- What to do: Copy each line that contains the string "this".

Items start

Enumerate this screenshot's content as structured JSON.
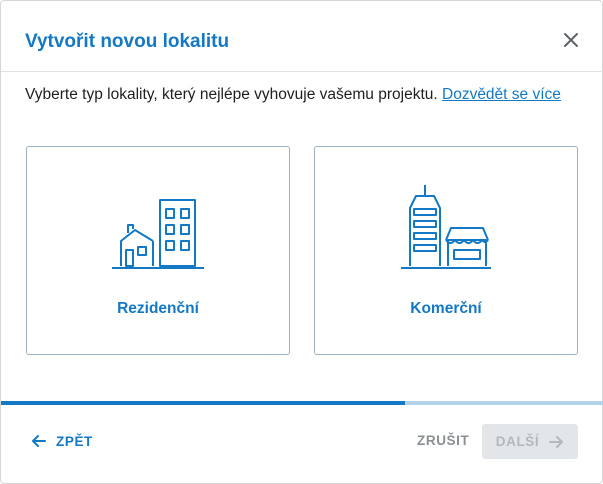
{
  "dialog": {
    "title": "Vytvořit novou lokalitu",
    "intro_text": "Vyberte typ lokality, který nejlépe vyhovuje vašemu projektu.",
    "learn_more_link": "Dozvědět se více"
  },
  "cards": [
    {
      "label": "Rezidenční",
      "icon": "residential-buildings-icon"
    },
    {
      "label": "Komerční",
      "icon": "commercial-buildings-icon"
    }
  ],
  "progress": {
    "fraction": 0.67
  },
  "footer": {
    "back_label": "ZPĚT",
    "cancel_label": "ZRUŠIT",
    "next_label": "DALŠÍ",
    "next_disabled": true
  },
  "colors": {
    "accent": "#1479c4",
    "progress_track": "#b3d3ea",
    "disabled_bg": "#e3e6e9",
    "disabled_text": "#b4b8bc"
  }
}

Items end
Items start

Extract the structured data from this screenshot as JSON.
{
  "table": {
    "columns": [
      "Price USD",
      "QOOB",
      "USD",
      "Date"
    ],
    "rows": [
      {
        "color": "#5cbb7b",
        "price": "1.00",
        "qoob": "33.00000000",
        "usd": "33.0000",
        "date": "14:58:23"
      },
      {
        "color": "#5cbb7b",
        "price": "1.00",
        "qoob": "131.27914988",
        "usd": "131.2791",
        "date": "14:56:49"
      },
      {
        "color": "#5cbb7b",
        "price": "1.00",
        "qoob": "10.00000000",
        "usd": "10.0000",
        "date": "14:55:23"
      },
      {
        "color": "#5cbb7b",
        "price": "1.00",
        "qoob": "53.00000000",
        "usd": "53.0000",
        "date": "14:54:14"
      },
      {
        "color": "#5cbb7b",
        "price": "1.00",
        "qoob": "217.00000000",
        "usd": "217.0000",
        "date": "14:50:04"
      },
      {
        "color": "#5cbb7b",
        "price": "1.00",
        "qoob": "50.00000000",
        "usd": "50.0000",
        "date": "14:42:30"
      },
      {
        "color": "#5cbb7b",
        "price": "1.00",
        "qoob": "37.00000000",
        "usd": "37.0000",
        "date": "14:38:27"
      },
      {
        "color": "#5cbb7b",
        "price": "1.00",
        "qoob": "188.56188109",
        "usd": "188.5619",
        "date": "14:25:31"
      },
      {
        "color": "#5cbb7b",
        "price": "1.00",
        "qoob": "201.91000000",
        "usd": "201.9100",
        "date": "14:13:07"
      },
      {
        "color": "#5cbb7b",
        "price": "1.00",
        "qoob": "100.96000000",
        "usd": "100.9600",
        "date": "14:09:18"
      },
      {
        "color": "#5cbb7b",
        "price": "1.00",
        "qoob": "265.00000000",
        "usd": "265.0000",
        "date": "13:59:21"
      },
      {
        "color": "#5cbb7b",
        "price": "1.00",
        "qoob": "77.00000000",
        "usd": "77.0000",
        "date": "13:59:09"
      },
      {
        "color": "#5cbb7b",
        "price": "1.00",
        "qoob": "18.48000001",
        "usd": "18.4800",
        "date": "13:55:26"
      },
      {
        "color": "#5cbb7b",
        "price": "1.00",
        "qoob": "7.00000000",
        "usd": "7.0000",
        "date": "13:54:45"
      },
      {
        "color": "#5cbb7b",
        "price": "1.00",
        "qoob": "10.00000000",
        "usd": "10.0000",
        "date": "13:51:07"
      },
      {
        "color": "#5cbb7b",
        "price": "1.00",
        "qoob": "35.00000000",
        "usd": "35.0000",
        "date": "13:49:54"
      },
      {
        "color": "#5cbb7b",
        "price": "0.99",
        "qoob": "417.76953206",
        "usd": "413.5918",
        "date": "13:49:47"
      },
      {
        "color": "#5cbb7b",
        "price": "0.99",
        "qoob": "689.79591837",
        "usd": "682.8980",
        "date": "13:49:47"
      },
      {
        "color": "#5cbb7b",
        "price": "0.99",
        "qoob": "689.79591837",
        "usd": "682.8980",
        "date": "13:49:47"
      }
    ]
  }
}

Items end
Items start

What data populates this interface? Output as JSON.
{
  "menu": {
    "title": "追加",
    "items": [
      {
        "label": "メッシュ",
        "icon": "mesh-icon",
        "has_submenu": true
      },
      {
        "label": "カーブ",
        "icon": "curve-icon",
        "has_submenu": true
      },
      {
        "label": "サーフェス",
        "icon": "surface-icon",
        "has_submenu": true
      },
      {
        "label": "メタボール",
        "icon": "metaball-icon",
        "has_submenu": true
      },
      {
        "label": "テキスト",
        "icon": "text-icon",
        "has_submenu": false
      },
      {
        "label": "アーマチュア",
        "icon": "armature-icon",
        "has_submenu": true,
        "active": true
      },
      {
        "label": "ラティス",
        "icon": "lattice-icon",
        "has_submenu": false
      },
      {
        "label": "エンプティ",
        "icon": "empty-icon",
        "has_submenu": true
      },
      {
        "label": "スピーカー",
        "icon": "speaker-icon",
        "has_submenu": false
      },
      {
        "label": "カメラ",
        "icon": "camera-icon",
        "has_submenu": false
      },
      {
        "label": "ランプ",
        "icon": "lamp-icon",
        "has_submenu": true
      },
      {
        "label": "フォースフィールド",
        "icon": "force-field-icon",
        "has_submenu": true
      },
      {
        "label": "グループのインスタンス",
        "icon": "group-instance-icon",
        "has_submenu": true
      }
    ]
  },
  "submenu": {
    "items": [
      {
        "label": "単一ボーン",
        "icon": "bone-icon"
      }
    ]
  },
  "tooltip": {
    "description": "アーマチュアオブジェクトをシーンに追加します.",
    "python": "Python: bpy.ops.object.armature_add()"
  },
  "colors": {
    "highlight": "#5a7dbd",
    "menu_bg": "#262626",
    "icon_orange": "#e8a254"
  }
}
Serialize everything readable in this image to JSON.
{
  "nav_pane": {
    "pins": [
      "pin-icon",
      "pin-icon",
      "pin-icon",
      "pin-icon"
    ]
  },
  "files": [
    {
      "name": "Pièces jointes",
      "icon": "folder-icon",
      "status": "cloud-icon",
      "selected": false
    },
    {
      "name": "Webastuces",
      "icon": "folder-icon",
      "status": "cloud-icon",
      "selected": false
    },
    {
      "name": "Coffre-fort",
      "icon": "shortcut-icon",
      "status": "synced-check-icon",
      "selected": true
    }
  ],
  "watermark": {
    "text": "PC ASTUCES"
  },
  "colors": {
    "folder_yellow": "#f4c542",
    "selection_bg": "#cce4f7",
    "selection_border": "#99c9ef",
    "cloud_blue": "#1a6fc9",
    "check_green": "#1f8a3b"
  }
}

Items end

- Full output:
Enumerate this screenshot's content as structured JSON.
Extract the structured data from this screenshot as JSON.
What data populates this interface? Output as JSON.
Serialize everything readable in this image to JSON.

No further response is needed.